--- start Records supplied ---

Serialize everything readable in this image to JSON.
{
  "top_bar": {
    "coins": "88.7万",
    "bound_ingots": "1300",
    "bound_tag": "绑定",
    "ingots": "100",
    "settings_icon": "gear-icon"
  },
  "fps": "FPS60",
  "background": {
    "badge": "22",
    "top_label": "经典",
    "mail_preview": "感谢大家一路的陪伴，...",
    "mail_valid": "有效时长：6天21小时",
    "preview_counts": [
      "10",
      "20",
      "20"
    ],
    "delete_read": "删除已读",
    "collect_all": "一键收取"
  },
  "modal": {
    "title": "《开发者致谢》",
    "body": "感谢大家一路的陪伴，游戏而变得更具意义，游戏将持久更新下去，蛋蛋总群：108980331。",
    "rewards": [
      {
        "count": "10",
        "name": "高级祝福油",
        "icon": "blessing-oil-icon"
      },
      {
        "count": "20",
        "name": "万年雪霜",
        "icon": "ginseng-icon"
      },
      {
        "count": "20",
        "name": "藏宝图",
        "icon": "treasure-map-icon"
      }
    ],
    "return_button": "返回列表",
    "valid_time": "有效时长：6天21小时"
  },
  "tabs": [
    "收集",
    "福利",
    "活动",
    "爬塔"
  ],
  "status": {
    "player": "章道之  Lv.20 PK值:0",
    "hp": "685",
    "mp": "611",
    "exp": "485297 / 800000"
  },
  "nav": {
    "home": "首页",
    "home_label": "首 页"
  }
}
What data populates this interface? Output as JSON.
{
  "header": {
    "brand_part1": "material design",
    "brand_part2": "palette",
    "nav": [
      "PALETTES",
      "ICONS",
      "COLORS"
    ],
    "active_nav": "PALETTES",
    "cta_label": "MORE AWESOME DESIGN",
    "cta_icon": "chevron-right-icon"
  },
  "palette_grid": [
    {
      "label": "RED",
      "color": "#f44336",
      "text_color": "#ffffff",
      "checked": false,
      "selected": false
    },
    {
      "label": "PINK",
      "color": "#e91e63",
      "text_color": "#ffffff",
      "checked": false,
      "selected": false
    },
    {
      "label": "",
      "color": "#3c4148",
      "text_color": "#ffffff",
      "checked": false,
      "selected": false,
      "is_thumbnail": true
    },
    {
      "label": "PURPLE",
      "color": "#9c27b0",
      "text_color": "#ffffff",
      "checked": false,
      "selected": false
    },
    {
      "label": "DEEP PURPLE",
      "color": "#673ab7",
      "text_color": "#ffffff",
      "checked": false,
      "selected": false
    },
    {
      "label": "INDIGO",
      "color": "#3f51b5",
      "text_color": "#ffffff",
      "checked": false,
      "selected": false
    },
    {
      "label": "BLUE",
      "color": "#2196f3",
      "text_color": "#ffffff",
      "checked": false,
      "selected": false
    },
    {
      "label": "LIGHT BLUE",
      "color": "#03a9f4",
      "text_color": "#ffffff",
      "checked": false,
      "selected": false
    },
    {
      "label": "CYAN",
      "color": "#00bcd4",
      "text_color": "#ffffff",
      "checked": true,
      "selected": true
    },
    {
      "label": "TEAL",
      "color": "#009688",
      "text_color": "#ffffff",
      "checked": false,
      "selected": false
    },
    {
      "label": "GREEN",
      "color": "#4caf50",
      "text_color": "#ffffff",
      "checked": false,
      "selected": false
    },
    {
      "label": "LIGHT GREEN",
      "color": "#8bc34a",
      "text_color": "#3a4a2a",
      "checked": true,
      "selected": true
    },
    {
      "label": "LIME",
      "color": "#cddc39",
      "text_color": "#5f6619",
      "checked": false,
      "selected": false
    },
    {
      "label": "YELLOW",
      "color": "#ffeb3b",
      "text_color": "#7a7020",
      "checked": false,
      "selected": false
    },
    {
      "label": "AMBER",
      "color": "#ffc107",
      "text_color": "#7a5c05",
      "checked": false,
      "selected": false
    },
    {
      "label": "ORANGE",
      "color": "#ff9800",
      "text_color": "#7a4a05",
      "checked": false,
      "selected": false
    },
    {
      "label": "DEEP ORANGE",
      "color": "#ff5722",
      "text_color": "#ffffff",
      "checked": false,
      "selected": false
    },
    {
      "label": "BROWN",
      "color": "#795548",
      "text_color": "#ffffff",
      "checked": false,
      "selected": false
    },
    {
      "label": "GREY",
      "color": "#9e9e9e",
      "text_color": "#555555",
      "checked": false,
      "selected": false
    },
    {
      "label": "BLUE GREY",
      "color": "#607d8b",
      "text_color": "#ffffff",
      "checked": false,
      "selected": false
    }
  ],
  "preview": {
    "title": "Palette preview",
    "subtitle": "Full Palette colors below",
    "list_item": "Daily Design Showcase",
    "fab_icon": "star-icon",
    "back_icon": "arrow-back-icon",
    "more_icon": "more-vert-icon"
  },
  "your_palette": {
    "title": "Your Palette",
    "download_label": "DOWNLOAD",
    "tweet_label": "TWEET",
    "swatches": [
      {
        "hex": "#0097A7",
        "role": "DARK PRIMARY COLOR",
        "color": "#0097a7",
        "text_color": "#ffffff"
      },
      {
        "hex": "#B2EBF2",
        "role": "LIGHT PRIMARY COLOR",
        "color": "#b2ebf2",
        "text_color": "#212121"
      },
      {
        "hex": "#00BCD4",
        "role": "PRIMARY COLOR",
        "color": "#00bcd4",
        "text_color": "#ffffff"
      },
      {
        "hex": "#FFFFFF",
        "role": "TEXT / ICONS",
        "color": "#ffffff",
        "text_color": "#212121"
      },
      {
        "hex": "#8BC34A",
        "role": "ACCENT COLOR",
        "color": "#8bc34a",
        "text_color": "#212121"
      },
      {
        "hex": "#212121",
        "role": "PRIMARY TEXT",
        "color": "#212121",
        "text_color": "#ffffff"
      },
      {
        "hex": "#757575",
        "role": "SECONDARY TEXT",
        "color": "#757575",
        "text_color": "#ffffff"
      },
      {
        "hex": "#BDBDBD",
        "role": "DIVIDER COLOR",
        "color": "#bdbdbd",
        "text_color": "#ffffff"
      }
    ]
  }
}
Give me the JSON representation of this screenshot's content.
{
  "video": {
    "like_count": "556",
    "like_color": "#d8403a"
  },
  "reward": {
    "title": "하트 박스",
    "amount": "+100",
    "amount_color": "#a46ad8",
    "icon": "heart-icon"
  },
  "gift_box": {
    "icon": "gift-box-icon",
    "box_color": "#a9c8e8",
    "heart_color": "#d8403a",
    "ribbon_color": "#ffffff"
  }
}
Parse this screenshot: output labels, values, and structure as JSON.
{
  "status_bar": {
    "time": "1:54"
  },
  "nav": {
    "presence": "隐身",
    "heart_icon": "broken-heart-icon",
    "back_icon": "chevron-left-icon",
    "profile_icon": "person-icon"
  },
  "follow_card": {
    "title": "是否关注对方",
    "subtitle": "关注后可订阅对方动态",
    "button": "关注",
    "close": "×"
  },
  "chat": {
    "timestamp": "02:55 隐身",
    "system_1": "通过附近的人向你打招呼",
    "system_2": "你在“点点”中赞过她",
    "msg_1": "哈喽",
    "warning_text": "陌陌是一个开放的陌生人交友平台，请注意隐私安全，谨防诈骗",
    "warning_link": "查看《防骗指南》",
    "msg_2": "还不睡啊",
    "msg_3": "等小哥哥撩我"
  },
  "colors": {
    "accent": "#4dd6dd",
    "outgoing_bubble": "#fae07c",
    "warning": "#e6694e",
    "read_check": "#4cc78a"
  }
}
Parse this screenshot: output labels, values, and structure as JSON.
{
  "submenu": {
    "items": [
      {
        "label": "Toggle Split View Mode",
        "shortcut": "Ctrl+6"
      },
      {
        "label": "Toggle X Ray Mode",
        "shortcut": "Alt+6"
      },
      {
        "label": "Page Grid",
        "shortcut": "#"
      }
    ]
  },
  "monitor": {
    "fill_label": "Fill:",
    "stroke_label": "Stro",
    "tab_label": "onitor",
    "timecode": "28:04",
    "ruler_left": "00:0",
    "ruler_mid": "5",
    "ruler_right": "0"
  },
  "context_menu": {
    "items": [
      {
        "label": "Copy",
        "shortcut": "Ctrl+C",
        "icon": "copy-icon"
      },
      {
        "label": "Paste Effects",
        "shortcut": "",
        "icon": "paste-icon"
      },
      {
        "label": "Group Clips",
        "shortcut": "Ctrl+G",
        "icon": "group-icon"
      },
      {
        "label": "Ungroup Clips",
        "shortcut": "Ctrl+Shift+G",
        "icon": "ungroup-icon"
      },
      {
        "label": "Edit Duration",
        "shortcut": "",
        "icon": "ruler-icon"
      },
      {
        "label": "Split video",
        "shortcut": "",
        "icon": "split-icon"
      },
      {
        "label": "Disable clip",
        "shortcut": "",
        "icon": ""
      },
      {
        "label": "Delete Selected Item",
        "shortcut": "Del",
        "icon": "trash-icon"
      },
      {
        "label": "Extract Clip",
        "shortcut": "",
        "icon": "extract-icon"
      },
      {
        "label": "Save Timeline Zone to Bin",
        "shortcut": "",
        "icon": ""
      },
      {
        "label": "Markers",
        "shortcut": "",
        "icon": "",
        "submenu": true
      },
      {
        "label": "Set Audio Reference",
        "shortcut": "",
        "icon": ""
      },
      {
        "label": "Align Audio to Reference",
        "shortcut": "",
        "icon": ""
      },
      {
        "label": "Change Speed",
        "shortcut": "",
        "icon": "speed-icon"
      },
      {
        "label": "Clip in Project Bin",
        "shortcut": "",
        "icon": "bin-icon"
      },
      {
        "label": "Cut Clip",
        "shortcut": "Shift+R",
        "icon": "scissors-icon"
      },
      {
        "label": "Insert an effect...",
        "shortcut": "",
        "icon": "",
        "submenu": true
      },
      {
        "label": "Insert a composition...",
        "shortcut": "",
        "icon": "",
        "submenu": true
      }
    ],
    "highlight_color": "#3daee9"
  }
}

--- end Records supplied ---

● Goal
Scan the material above. Copy each line where "this" occurs.

● Solved problem
Serialize everything readable in this image to JSON.
What data populates this interface? Output as JSON.
Give me the JSON representation of this screenshot's content.
Parse this screenshot: output labels, values, and structure as JSON.
Parse this screenshot: output labels, values, and structure as JSON.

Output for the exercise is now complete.